[The task] Below is a block of data; give all of it again word for word.
** START Records for this exercise **
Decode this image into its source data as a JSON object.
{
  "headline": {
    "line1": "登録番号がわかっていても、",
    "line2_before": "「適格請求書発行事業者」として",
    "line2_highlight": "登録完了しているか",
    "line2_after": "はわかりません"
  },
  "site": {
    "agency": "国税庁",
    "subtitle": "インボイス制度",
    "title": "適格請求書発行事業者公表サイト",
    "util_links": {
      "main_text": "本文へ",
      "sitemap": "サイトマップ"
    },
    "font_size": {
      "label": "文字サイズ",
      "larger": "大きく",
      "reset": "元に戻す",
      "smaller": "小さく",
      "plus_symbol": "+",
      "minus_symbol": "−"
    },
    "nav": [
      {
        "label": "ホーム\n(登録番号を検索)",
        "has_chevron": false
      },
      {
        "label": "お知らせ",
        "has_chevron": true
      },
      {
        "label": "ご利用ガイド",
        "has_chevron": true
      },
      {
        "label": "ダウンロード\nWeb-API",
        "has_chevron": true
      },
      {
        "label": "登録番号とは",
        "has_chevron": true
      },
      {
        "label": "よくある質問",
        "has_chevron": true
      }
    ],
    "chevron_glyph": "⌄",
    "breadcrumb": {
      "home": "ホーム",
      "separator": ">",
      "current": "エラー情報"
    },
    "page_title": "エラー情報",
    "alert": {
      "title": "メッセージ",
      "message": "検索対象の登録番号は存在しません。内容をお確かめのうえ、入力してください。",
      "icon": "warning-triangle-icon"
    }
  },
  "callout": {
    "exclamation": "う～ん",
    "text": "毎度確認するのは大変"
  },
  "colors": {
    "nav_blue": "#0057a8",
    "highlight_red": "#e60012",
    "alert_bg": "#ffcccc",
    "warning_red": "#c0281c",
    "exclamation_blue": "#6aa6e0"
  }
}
** END Records for this exercise **
[Correct result]
Decode this image into its source data as a JSON object.
{
  "headline": {
    "line1": "登録番号がわかっていても、",
    "line2_before": "「適格請求書発行事業者」として",
    "line2_highlight": "登録完了しているか",
    "line2_after": "はわかりません"
  },
  "site": {
    "agency": "国税庁",
    "subtitle": "インボイス制度",
    "title": "適格請求書発行事業者公表サイト",
    "util_links": {
      "main_text": "本文へ",
      "sitemap": "サイトマップ"
    },
    "font_size": {
      "label": "文字サイズ",
      "larger": "大きく",
      "reset": "元に戻す",
      "smaller": "小さく",
      "plus_symbol": "+",
      "minus_symbol": "−"
    },
    "nav": [
      {
        "label": "ホーム\n(登録番号を検索)",
        "has_chevron": false
      },
      {
        "label": "お知らせ",
        "has_chevron": true
      },
      {
        "label": "ご利用ガイド",
        "has_chevron": true
      },
      {
        "label": "ダウンロード\nWeb-API",
        "has_chevron": true
      },
      {
        "label": "登録番号とは",
        "has_chevron": true
      },
      {
        "label": "よくある質問",
        "has_chevron": true
      }
    ],
    "chevron_glyph": "⌄",
    "breadcrumb": {
      "home": "ホーム",
      "separator": ">",
      "current": "エラー情報"
    },
    "page_title": "エラー情報",
    "alert": {
      "title": "メッセージ",
      "message": "検索対象の登録番号は存在しません。内容をお確かめのうえ、入力してください。",
      "icon": "warning-triangle-icon"
    }
  },
  "callout": {
    "exclamation": "う～ん",
    "text": "毎度確認するのは大変"
  },
  "colors": {
    "nav_blue": "#0057a8",
    "highlight_red": "#e60012",
    "alert_bg": "#ffcccc",
    "warning_red": "#c0281c",
    "exclamation_blue": "#6aa6e0"
  }
}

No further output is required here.